* Task instructions
Return the material exactly as supplied, apart from the pictures, which are omitted.
----- Listed entries -----
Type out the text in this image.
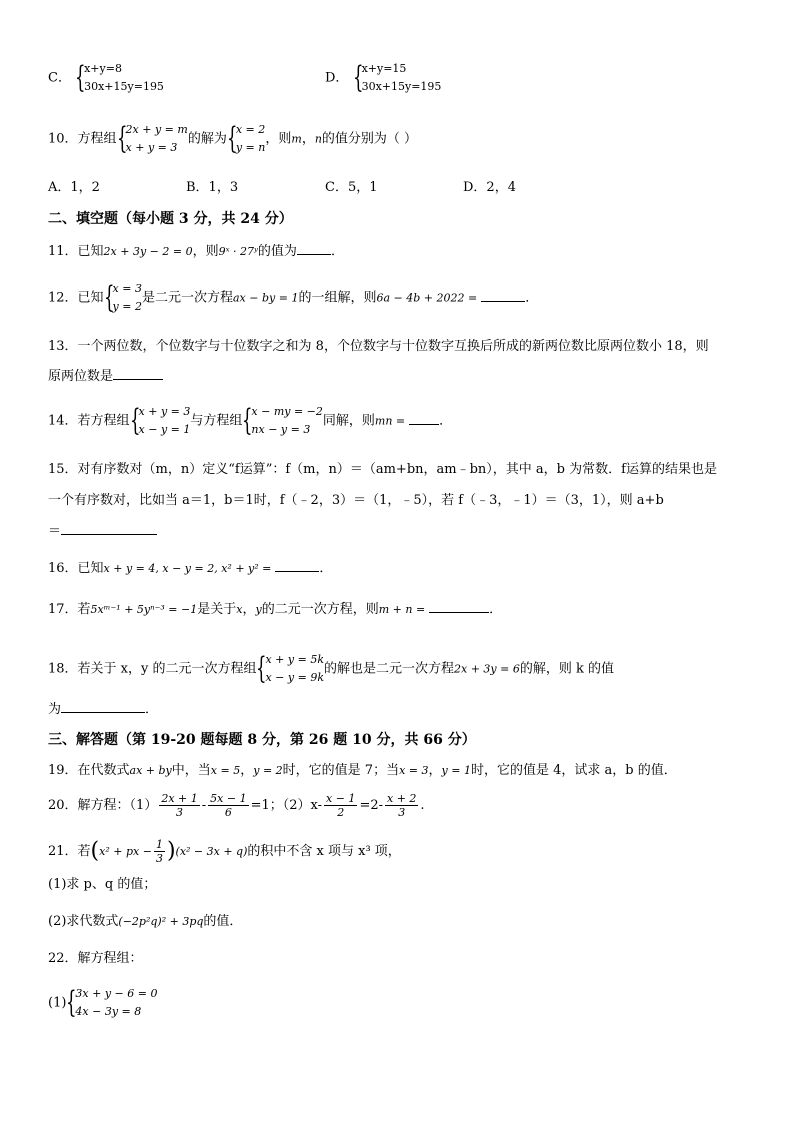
C． {
x+y=8
30x+15y=195
D． {
x+y=15
30x+15y=195
10．方程组 {
2x + y = m
x + y = 3
的解为 {
x = 2
y = n
，则m，n的值分别为（ ）
A．1，2	B．1，3	C．5，1	D．2，4
二、填空题（每小题 3 分，共 24 分）
11．已知2x + 3y − 2 = 0，则9ˣ · 27ʸ的值为	．
12．已知 {
x = 3
y = 2
是二元一次方程ax − by = 1的一组解，则6a − 4b + 2022 =	．
13．一个两位数，个位数字与十位数字之和为 8，个位数字与十位数字互换后所成的新两位数比原两位数小 18，则
原两位数是
14．若方程组 {
x + y = 3
x − y = 1
与方程组 {
x − my = −2
nx − y = 3
同解，则mn =	．
15．对有序数对（m，n）定义“f运算”：f（m，n）＝（am+bn，am﹣bn），其中 a，b 为常数．f运算的结果也是
一个有序数对，比如当 a＝1，b＝1时，f（﹣2，3）＝（1，﹣5），若 f（﹣3，﹣1）＝（3，1），则 a+b
＝
16．已知x + y = 4, x − y = 2, x² + y² =	．
17．若5xᵐ⁻¹ + 5yⁿ⁻³ = −1是关于x，y的二元一次方程，则m + n =	．
18．若关于 x，y 的二元一次方程组 {
x + y = 5k
x − y = 9k
的解也是二元一次方程2x + 3y = 6的解，则 k 的值
为	．
三、解答题（第 19-20 题每题 8 分，第 26 题 10 分，共 66 分）
19．在代数式ax + by中，当x = 5，y = 2时，它的值是 7；当x = 3，y = 1时，它的值是 4，试求 a，b 的值．
20．解方程：$(1) \frac{2x + 1}{3} - \frac{5x - 1}{6} =1$；$(2)x- \frac{x - 1}{2} =2- \frac{x + 2}{3}$ .
21．若(x² + px − $\frac{1}{3} )(x^2 - 3x + q)$的积中不含 x 项与 x³ 项，
(1)求 p、q 的值；
(2)求代数式(−2p²q)² + 3pq的值．
22．解方程组：
(1) {
3x + y − 6 = 0
4x − 3y = 8
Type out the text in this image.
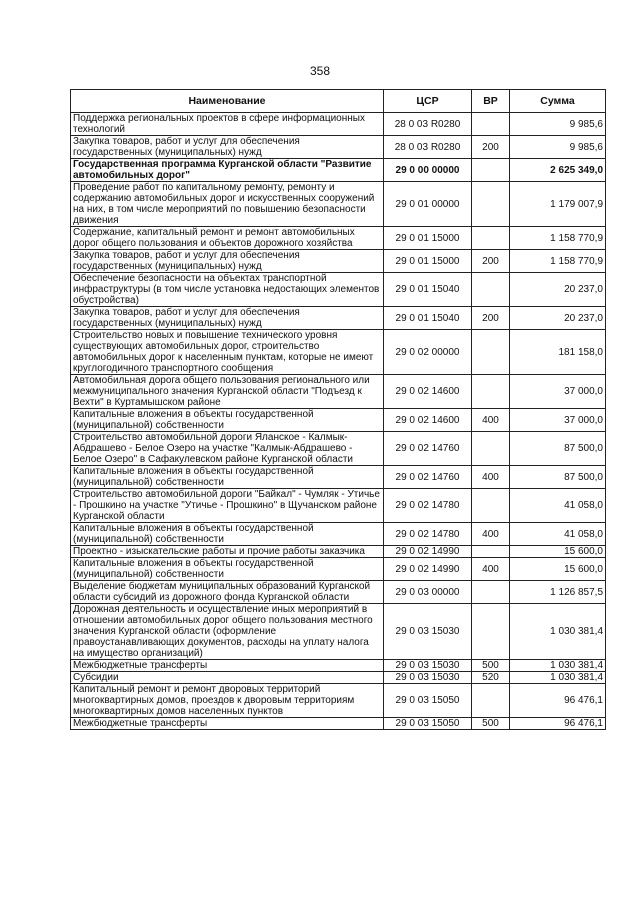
358
Наименование	ЦСР	ВР	Сумма
Поддержка региональных проектов в сфере информационных технологий	28 0 03 R0280		9 985,6
Закупка товаров, работ и услуг для обеспечения государственных (муниципальных) нужд	28 0 03 R0280	200	9 985,6
Государственная программа Курганской области "Развитие автомобильных дорог"	29 0 00 00000		2 625 349,0
Проведение работ по капитальному ремонту, ремонту и содержанию автомобильных дорог и искусственных сооружений на них, в том числе мероприятий по повышению безопасности движения	29 0 01 00000		1 179 007,9
Содержание, капитальный ремонт и ремонт автомобильных дорог общего пользования и объектов дорожного хозяйства	29 0 01 15000		1 158 770,9
Закупка товаров, работ и услуг для обеспечения государственных (муниципальных) нужд	29 0 01 15000	200	1 158 770,9
Обеспечение безопасности на объектах транспортной инфраструктуры (в том числе установка недостающих элементов обустройства)	29 0 01 15040		20 237,0
Закупка товаров, работ и услуг для обеспечения государственных (муниципальных) нужд	29 0 01 15040	200	20 237,0
Строительство новых и повышение технического уровня существующих автомобильных дорог, строительство автомобильных дорог к населенным пунктам, которые не имеют круглогодичного транспортного сообщения	29 0 02 00000		181 158,0
Автомобильная дорога общего пользования регионального или межмуниципального значения Курганской области "Подъезд к Вехти" в Куртамышском районе	29 0 02 14600		37 000,0
Капитальные вложения в объекты государственной (муниципальной) собственности	29 0 02 14600	400	37 000,0
Строительство автомобильной дороги Яланское - Калмык-Абдрашево - Белое Озеро на участке "Калмык-Абдрашево - Белое Озеро" в Сафакулевском районе Курганской области	29 0 02 14760		87 500,0
Капитальные вложения в объекты государственной (муниципальной) собственности	29 0 02 14760	400	87 500,0
Строительство автомобильной дороги "Байкал" - Чумляк - Утичье - Прошкино на участке "Утичье - Прошкино" в Щучанском районе Курганской области	29 0 02 14780		41 058,0
Капитальные вложения в объекты государственной (муниципальной) собственности	29 0 02 14780	400	41 058,0
Проектно - изыскательские работы и прочие работы заказчика	29 0 02 14990		15 600,0
Капитальные вложения в объекты государственной (муниципальной) собственности	29 0 02 14990	400	15 600,0
Выделение бюджетам муниципальных образований Курганской области субсидий из дорожного фонда Курганской области	29 0 03 00000		1 126 857,5
Дорожная деятельность и осуществление иных мероприятий в отношении автомобильных дорог общего пользования местного значения Курганской области (оформление правоустанавливающих документов, расходы на уплату налога на имущество организаций)	29 0 03 15030		1 030 381,4
Межбюджетные трансферты	29 0 03 15030	500	1 030 381,4
Субсидии	29 0 03 15030	520	1 030 381,4
Капитальный ремонт и ремонт дворовых территорий многоквартирных домов, проездов к дворовым территориям многоквартирных домов населенных пунктов	29 0 03 15050		96 476,1
Межбюджетные трансферты	29 0 03 15050	500	96 476,1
-----
* Answer to the problem
Type out the text in this image.
C． {
x+y=8
30x+15y=195
D． {
x+y=15
30x+15y=195
10．方程组 {
2x + y = m
x + y = 3
的解为 {
x = 2
y = n
，则m，n的值分别为（ ）
A．1，2	B．1，3	C．5，1	D．2，4
二、填空题（每小题 3 分，共 24 分）
11．已知2x + 3y − 2 = 0，则9ˣ · 27ʸ的值为	．
12．已知 {
x = 3
y = 2
是二元一次方程ax − by = 1的一组解，则6a − 4b + 2022 =	．
13．一个两位数，个位数字与十位数字之和为 8，个位数字与十位数字互换后所成的新两位数比原两位数小 18，则
原两位数是
14．若方程组 {
x + y = 3
x − y = 1
与方程组 {
x − my = −2
nx − y = 3
同解，则mn =	．
15．对有序数对（m，n）定义“f运算”：f（m，n）＝（am+bn，am﹣bn），其中 a，b 为常数．f运算的结果也是
一个有序数对，比如当 a＝1，b＝1时，f（﹣2，3）＝（1，﹣5），若 f（﹣3，﹣1）＝（3，1），则 a+b
＝
16．已知x + y = 4, x − y = 2, x² + y² =	．
17．若5xᵐ⁻¹ + 5yⁿ⁻³ = −1是关于x，y的二元一次方程，则m + n =	．
18．若关于 x，y 的二元一次方程组 {
x + y = 5k
x − y = 9k
的解也是二元一次方程2x + 3y = 6的解，则 k 的值
为	．
三、解答题（第 19-20 题每题 8 分，第 26 题 10 分，共 66 分）
19．在代数式ax + by中，当x = 5，y = 2时，它的值是 7；当x = 3，y = 1时，它的值是 4，试求 a，b 的值．
20．解方程：$(1) \frac{2x + 1}{3} - \frac{5x - 1}{6} =1$；$(2)x- \frac{x - 1}{2} =2- \frac{x + 2}{3}$ .
21．若(x² + px − $\frac{1}{3} )(x^2 - 3x + q)$的积中不含 x 项与 x³ 项，
(1)求 p、q 的值；
(2)求代数式(−2p²q)² + 3pq的值．
22．解方程组：
(1) {
3x + y − 6 = 0
4x − 3y = 8
Type out the text in this image.
358
Наименование	ЦСР	ВР	Сумма
Поддержка региональных проектов в сфере информационных технологий	28 0 03 R0280		9 985,6
Закупка товаров, работ и услуг для обеспечения государственных (муниципальных) нужд	28 0 03 R0280	200	9 985,6
Государственная программа Курганской области "Развитие автомобильных дорог"	29 0 00 00000		2 625 349,0
Проведение работ по капитальному ремонту, ремонту и содержанию автомобильных дорог и искусственных сооружений на них, в том числе мероприятий по повышению безопасности движения	29 0 01 00000		1 179 007,9
Содержание, капитальный ремонт и ремонт автомобильных дорог общего пользования и объектов дорожного хозяйства	29 0 01 15000		1 158 770,9
Закупка товаров, работ и услуг для обеспечения государственных (муниципальных) нужд	29 0 01 15000	200	1 158 770,9
Обеспечение безопасности на объектах транспортной инфраструктуры (в том числе установка недостающих элементов обустройства)	29 0 01 15040		20 237,0
Закупка товаров, работ и услуг для обеспечения государственных (муниципальных) нужд	29 0 01 15040	200	20 237,0
Строительство новых и повышение технического уровня существующих автомобильных дорог, строительство автомобильных дорог к населенным пунктам, которые не имеют круглогодичного транспортного сообщения	29 0 02 00000		181 158,0
Автомобильная дорога общего пользования регионального или межмуниципального значения Курганской области "Подъезд к Вехти" в Куртамышском районе	29 0 02 14600		37 000,0
Капитальные вложения в объекты государственной (муниципальной) собственности	29 0 02 14600	400	37 000,0
Строительство автомобильной дороги Яланское - Калмык-Абдрашево - Белое Озеро на участке "Калмык-Абдрашево - Белое Озеро" в Сафакулевском районе Курганской области	29 0 02 14760		87 500,0
Капитальные вложения в объекты государственной (муниципальной) собственности	29 0 02 14760	400	87 500,0
Строительство автомобильной дороги "Байкал" - Чумляк - Утичье - Прошкино на участке "Утичье - Прошкино" в Щучанском районе Курганской области	29 0 02 14780		41 058,0
Капитальные вложения в объекты государственной (муниципальной) собственности	29 0 02 14780	400	41 058,0
Проектно - изыскательские работы и прочие работы заказчика	29 0 02 14990		15 600,0
Капитальные вложения в объекты государственной (муниципальной) собственности	29 0 02 14990	400	15 600,0
Выделение бюджетам муниципальных образований Курганской области субсидий из дорожного фонда Курганской области	29 0 03 00000		1 126 857,5
Дорожная деятельность и осуществление иных мероприятий в отношении автомобильных дорог общего пользования местного значения Курганской области (оформление правоустанавливающих документов, расходы на уплату налога на имущество организаций)	29 0 03 15030		1 030 381,4
Межбюджетные трансферты	29 0 03 15030	500	1 030 381,4
Субсидии	29 0 03 15030	520	1 030 381,4
Капитальный ремонт и ремонт дворовых территорий многоквартирных домов, проездов к дворовым территориям многоквартирных домов населенных пунктов	29 0 03 15050		96 476,1
Межбюджетные трансферты	29 0 03 15050	500	96 476,1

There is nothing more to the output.